Collected data entries
+===+

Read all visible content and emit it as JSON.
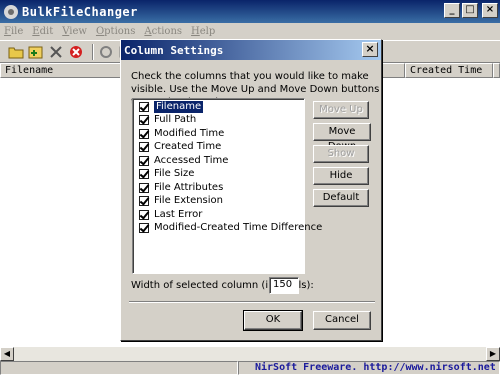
{
  "main_window": {
    "title": "BulkFileChanger",
    "menu": [
      "File",
      "Edit",
      "View",
      "Options",
      "Actions",
      "Help"
    ],
    "columns": [
      "Filename",
      "Created Time"
    ],
    "status_credit": "NirSoft Freeware.  http://www.nirsoft.net"
  },
  "toolbar": {
    "icons": [
      "open-folder-icon",
      "add-files-icon",
      "remove-icon",
      "stop-icon",
      "refresh-icon",
      "properties-icon"
    ]
  },
  "dialog": {
    "title": "Column Settings",
    "close_label": "×",
    "instructions": "Check the columns that you would like to make visible. Use the Move Up and Move Down buttons to reorder the columns",
    "columns": [
      {
        "label": "Filename",
        "checked": true,
        "selected": true
      },
      {
        "label": "Full Path",
        "checked": true
      },
      {
        "label": "Modified Time",
        "checked": true
      },
      {
        "label": "Created Time",
        "checked": true
      },
      {
        "label": "Accessed Time",
        "checked": true
      },
      {
        "label": "File Size",
        "checked": true
      },
      {
        "label": "File Attributes",
        "checked": true
      },
      {
        "label": "File Extension",
        "checked": true
      },
      {
        "label": "Last Error",
        "checked": true
      },
      {
        "label": "Modified-Created Time Difference",
        "checked": true
      }
    ],
    "buttons": {
      "move_up": "Move Up",
      "move_down": "Move Down",
      "show": "Show",
      "hide": "Hide",
      "default": "Default",
      "ok": "OK",
      "cancel": "Cancel"
    },
    "width_label": "Width of selected column (in pixels):",
    "width_value": "150"
  }
}
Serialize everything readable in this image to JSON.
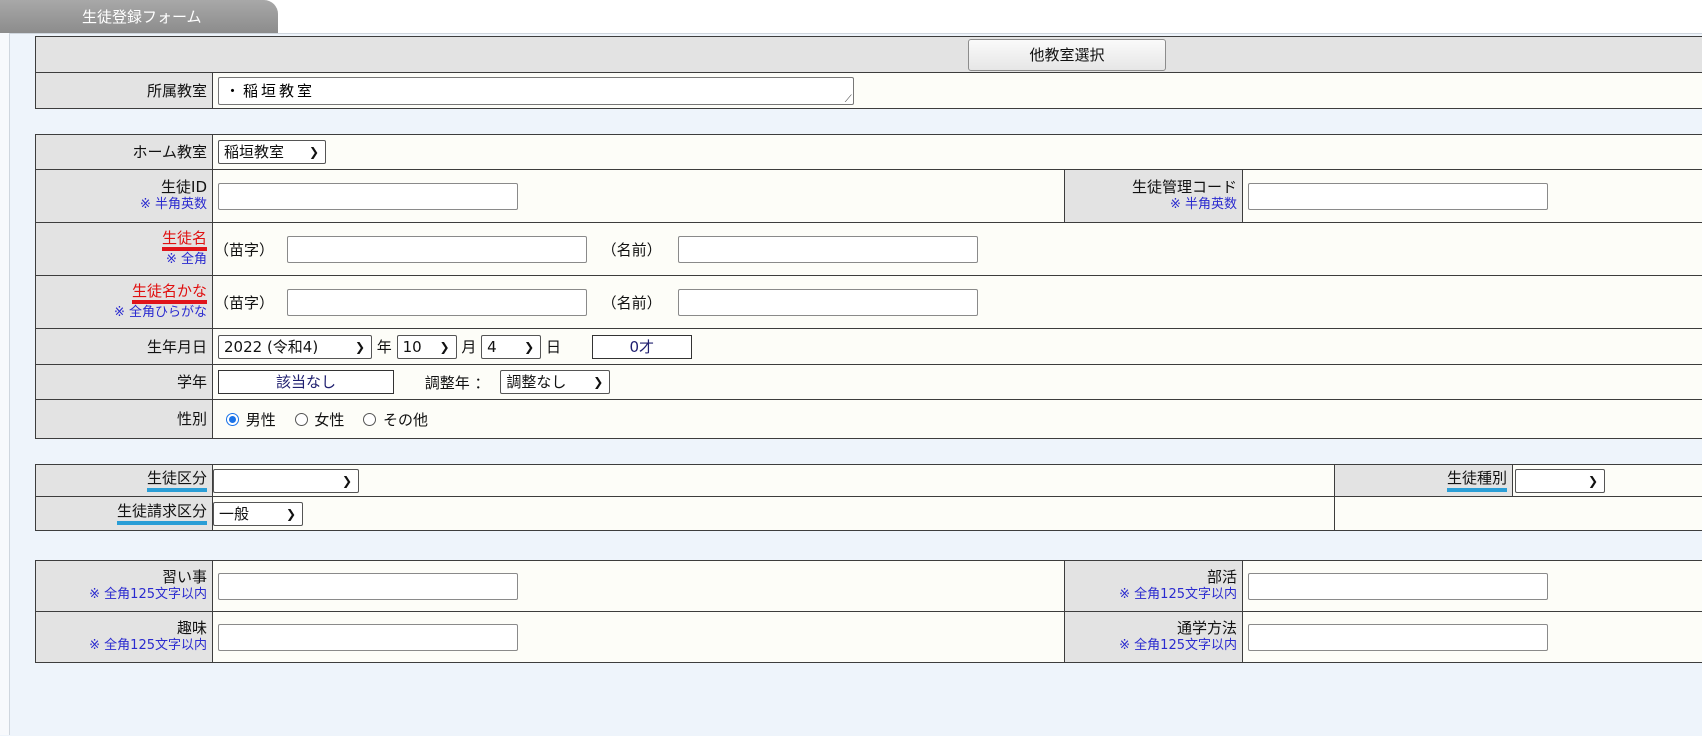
{
  "tab_title": "生徒登録フォーム",
  "classroom": {
    "other_button": "他教室選択",
    "label": "所属教室",
    "value": "・稲垣教室"
  },
  "basic": {
    "home_classroom": {
      "label": "ホーム教室",
      "value": "稲垣教室"
    },
    "student_id": {
      "label": "生徒ID",
      "note": "※ 半角英数",
      "value": ""
    },
    "student_code": {
      "label": "生徒管理コード",
      "note": "※ 半角英数",
      "value": ""
    },
    "name": {
      "label": "生徒名",
      "note": "※ 全角",
      "surname_label": "（苗字）",
      "given_label": "（名前）"
    },
    "kana": {
      "label": "生徒名かな",
      "note": "※ 全角ひらがな",
      "surname_label": "（苗字）",
      "given_label": "（名前）"
    },
    "birthday": {
      "label": "生年月日",
      "year": "2022 (令和4)",
      "year_unit": "年",
      "month": "10",
      "month_unit": "月",
      "day": "4",
      "day_unit": "日",
      "age": "0才"
    },
    "grade": {
      "label": "学年",
      "value": "該当なし",
      "adjust_label": "調整年 ：",
      "adjust_value": "調整なし"
    },
    "gender": {
      "label": "性別",
      "options": [
        "男性",
        "女性",
        "その他"
      ],
      "selected": "男性"
    }
  },
  "category": {
    "kubun_label": "生徒区分",
    "kubun_value": "",
    "shubetsu_label": "生徒種別",
    "shubetsu_value": "",
    "billing_label": "生徒請求区分",
    "billing_value": "一般"
  },
  "extra": {
    "lessons": {
      "label": "習い事",
      "note": "※ 全角125文字以内"
    },
    "club": {
      "label": "部活",
      "note": "※ 全角125文字以内"
    },
    "hobby": {
      "label": "趣味",
      "note": "※ 全角125文字以内"
    },
    "commute": {
      "label": "通学方法",
      "note": "※ 全角125文字以内"
    }
  },
  "colors": {
    "required_label": "#e01010",
    "underline_red": "#e0141a",
    "underline_blue": "#2a9ed6",
    "note_text": "#2a2acf"
  },
  "icons": {
    "dropdown": "chevron-down-icon",
    "resize": "resize-grip-icon"
  }
}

+===+

> **To do**
Reproduce the entries above word for word. Pictures stay out.

> **Final result**
Read all visible content and emit it as JSON.
{
  "main_window": {
    "title": "BulkFileChanger",
    "menu": [
      "File",
      "Edit",
      "View",
      "Options",
      "Actions",
      "Help"
    ],
    "columns": [
      "Filename",
      "Created Time"
    ],
    "status_credit": "NirSoft Freeware.  http://www.nirsoft.net"
  },
  "toolbar": {
    "icons": [
      "open-folder-icon",
      "add-files-icon",
      "remove-icon",
      "stop-icon",
      "refresh-icon",
      "properties-icon"
    ]
  },
  "dialog": {
    "title": "Column Settings",
    "close_label": "×",
    "instructions": "Check the columns that you would like to make visible. Use the Move Up and Move Down buttons to reorder the columns",
    "columns": [
      {
        "label": "Filename",
        "checked": true,
        "selected": true
      },
      {
        "label": "Full Path",
        "checked": true
      },
      {
        "label": "Modified Time",
        "checked": true
      },
      {
        "label": "Created Time",
        "checked": true
      },
      {
        "label": "Accessed Time",
        "checked": true
      },
      {
        "label": "File Size",
        "checked": true
      },
      {
        "label": "File Attributes",
        "checked": true
      },
      {
        "label": "File Extension",
        "checked": true
      },
      {
        "label": "Last Error",
        "checked": true
      },
      {
        "label": "Modified-Created Time Difference",
        "checked": true
      }
    ],
    "buttons": {
      "move_up": "Move Up",
      "move_down": "Move Down",
      "show": "Show",
      "hide": "Hide",
      "default": "Default",
      "ok": "OK",
      "cancel": "Cancel"
    },
    "width_label": "Width of selected column (in pixels):",
    "width_value": "150"
  }
}
Serialize everything readable in this image to JSON.
{
  "tab_title": "生徒登録フォーム",
  "classroom": {
    "other_button": "他教室選択",
    "label": "所属教室",
    "value": "・稲垣教室"
  },
  "basic": {
    "home_classroom": {
      "label": "ホーム教室",
      "value": "稲垣教室"
    },
    "student_id": {
      "label": "生徒ID",
      "note": "※ 半角英数",
      "value": ""
    },
    "student_code": {
      "label": "生徒管理コード",
      "note": "※ 半角英数",
      "value": ""
    },
    "name": {
      "label": "生徒名",
      "note": "※ 全角",
      "surname_label": "（苗字）",
      "given_label": "（名前）"
    },
    "kana": {
      "label": "生徒名かな",
      "note": "※ 全角ひらがな",
      "surname_label": "（苗字）",
      "given_label": "（名前）"
    },
    "birthday": {
      "label": "生年月日",
      "year": "2022 (令和4)",
      "year_unit": "年",
      "month": "10",
      "month_unit": "月",
      "day": "4",
      "day_unit": "日",
      "age": "0才"
    },
    "grade": {
      "label": "学年",
      "value": "該当なし",
      "adjust_label": "調整年 ：",
      "adjust_value": "調整なし"
    },
    "gender": {
      "label": "性別",
      "options": [
        "男性",
        "女性",
        "その他"
      ],
      "selected": "男性"
    }
  },
  "category": {
    "kubun_label": "生徒区分",
    "kubun_value": "",
    "shubetsu_label": "生徒種別",
    "shubetsu_value": "",
    "billing_label": "生徒請求区分",
    "billing_value": "一般"
  },
  "extra": {
    "lessons": {
      "label": "習い事",
      "note": "※ 全角125文字以内"
    },
    "club": {
      "label": "部活",
      "note": "※ 全角125文字以内"
    },
    "hobby": {
      "label": "趣味",
      "note": "※ 全角125文字以内"
    },
    "commute": {
      "label": "通学方法",
      "note": "※ 全角125文字以内"
    }
  },
  "colors": {
    "required_label": "#e01010",
    "underline_red": "#e0141a",
    "underline_blue": "#2a9ed6",
    "note_text": "#2a2acf"
  },
  "icons": {
    "dropdown": "chevron-down-icon",
    "resize": "resize-grip-icon"
  }
}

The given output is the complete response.